Source material:
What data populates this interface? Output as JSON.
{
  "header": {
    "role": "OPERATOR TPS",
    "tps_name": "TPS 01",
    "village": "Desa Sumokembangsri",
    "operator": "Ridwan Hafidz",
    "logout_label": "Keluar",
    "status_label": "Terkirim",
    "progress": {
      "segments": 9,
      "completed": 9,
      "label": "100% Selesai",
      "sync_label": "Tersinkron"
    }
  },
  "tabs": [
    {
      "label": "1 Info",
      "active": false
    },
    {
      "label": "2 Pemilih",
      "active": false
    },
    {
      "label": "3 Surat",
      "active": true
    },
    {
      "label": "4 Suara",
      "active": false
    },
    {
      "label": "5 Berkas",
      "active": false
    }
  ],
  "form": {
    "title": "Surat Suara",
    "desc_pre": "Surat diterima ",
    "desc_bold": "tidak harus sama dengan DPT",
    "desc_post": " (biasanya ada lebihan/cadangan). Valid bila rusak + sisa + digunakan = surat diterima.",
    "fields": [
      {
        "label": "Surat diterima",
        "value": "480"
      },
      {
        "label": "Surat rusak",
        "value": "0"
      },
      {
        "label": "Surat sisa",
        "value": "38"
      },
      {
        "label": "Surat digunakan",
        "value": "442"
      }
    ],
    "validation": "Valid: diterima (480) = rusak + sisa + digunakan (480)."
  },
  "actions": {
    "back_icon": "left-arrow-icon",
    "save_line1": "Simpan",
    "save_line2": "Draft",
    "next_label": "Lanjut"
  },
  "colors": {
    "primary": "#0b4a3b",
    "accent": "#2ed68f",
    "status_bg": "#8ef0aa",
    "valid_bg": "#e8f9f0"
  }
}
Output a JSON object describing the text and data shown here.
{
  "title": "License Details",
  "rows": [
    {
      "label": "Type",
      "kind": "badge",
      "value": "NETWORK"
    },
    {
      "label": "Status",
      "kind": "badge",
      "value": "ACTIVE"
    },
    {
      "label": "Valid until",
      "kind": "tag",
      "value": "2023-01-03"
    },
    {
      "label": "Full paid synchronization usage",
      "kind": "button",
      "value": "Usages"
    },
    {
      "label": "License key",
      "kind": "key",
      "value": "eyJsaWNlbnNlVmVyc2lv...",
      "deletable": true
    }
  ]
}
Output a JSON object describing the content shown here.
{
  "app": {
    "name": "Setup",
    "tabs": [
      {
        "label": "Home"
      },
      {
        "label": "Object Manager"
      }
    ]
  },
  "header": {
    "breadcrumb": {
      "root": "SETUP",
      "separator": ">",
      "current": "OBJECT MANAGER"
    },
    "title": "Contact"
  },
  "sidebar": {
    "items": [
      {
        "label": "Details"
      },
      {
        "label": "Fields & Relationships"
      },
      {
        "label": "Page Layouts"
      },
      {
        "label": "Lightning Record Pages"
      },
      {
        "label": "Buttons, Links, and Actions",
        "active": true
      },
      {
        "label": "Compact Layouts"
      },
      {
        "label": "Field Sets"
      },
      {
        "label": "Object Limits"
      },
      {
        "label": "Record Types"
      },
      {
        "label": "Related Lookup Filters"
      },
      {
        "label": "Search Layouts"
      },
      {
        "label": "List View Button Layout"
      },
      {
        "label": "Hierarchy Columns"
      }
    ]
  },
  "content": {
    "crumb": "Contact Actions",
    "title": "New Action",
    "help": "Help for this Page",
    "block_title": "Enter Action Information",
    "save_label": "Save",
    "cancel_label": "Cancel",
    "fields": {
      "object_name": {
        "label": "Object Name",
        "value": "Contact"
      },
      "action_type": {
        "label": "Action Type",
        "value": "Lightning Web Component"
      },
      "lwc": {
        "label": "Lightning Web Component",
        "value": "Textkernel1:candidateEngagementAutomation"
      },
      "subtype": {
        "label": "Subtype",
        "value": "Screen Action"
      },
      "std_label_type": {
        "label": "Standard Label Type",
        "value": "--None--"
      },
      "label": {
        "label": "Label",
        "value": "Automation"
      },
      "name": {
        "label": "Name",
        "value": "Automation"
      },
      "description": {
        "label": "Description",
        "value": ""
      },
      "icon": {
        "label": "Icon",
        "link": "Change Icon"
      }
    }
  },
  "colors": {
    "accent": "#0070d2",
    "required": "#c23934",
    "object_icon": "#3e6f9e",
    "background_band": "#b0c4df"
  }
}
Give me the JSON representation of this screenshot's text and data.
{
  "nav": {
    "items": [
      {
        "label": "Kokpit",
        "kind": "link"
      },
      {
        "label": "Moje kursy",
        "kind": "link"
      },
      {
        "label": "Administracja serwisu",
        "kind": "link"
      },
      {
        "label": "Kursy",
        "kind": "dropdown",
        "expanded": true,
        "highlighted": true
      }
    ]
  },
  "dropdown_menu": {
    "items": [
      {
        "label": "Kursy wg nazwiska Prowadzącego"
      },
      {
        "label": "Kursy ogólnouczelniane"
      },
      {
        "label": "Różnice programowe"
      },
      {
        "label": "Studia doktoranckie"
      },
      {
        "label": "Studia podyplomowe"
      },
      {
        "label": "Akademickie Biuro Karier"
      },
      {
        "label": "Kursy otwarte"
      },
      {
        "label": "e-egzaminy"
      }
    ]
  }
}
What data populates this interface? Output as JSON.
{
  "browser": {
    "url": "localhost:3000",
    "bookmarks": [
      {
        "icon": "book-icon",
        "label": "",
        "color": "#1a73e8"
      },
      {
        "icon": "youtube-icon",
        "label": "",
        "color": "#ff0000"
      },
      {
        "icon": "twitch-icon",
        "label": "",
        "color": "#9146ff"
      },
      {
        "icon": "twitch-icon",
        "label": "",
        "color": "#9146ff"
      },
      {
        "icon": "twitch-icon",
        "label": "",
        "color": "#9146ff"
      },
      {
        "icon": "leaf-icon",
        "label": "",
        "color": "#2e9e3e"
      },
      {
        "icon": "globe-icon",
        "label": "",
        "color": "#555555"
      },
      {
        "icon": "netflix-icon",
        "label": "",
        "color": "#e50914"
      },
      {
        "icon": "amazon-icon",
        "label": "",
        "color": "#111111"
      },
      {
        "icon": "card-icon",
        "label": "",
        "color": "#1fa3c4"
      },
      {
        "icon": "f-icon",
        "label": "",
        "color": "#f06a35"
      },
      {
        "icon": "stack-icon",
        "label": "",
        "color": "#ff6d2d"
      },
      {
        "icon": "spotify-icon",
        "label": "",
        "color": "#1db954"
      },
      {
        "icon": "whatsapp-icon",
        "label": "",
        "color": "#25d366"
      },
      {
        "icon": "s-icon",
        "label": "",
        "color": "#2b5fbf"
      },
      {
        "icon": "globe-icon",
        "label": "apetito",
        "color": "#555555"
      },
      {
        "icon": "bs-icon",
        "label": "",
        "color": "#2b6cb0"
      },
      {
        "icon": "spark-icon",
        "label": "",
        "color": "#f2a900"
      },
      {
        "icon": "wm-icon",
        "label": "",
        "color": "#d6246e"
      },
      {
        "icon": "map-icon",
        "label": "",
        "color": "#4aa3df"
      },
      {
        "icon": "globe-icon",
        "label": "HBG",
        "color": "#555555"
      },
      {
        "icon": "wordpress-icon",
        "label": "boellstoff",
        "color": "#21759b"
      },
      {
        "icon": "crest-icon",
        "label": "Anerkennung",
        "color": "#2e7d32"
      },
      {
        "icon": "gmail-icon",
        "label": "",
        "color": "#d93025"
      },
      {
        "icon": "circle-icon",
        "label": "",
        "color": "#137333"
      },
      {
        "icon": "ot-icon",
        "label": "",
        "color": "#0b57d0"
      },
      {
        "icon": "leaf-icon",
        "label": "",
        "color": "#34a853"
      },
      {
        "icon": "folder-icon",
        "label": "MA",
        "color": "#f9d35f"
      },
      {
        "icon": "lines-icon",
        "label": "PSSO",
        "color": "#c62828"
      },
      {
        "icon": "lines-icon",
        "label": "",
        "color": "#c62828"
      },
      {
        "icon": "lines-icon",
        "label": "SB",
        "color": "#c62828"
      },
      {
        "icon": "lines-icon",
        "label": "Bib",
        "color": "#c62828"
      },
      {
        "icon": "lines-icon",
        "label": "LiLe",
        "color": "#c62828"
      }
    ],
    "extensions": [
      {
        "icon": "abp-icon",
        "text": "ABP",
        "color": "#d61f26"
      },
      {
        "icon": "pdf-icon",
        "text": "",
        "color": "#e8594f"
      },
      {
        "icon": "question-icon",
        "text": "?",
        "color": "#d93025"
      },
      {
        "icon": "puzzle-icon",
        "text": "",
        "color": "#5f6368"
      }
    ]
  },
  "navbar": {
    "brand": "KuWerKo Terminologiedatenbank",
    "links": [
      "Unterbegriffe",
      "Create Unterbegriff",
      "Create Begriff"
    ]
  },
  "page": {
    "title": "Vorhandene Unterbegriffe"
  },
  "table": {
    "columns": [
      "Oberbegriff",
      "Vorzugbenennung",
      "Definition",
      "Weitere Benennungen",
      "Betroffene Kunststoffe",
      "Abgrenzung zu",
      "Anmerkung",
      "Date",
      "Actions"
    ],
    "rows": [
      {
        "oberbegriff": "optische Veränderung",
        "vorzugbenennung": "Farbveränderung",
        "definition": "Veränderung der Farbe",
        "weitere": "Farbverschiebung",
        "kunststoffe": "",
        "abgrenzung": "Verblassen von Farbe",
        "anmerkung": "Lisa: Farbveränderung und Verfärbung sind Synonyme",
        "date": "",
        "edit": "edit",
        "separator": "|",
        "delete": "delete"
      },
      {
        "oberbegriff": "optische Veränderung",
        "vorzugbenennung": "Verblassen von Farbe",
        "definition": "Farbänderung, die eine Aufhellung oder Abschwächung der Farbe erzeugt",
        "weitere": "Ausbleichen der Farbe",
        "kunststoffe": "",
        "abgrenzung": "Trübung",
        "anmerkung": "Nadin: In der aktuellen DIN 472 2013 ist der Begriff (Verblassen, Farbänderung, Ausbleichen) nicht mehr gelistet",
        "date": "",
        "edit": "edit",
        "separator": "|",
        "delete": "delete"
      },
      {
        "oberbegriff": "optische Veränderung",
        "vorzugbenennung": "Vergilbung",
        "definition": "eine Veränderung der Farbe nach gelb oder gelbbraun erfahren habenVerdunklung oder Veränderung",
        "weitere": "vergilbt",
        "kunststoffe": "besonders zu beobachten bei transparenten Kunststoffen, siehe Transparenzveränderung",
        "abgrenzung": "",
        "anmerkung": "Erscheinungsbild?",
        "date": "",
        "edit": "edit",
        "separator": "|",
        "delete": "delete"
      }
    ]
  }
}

Work required: Going through the lines above one by one, tally those with the word "describing" and give only the total.

Task solution: 2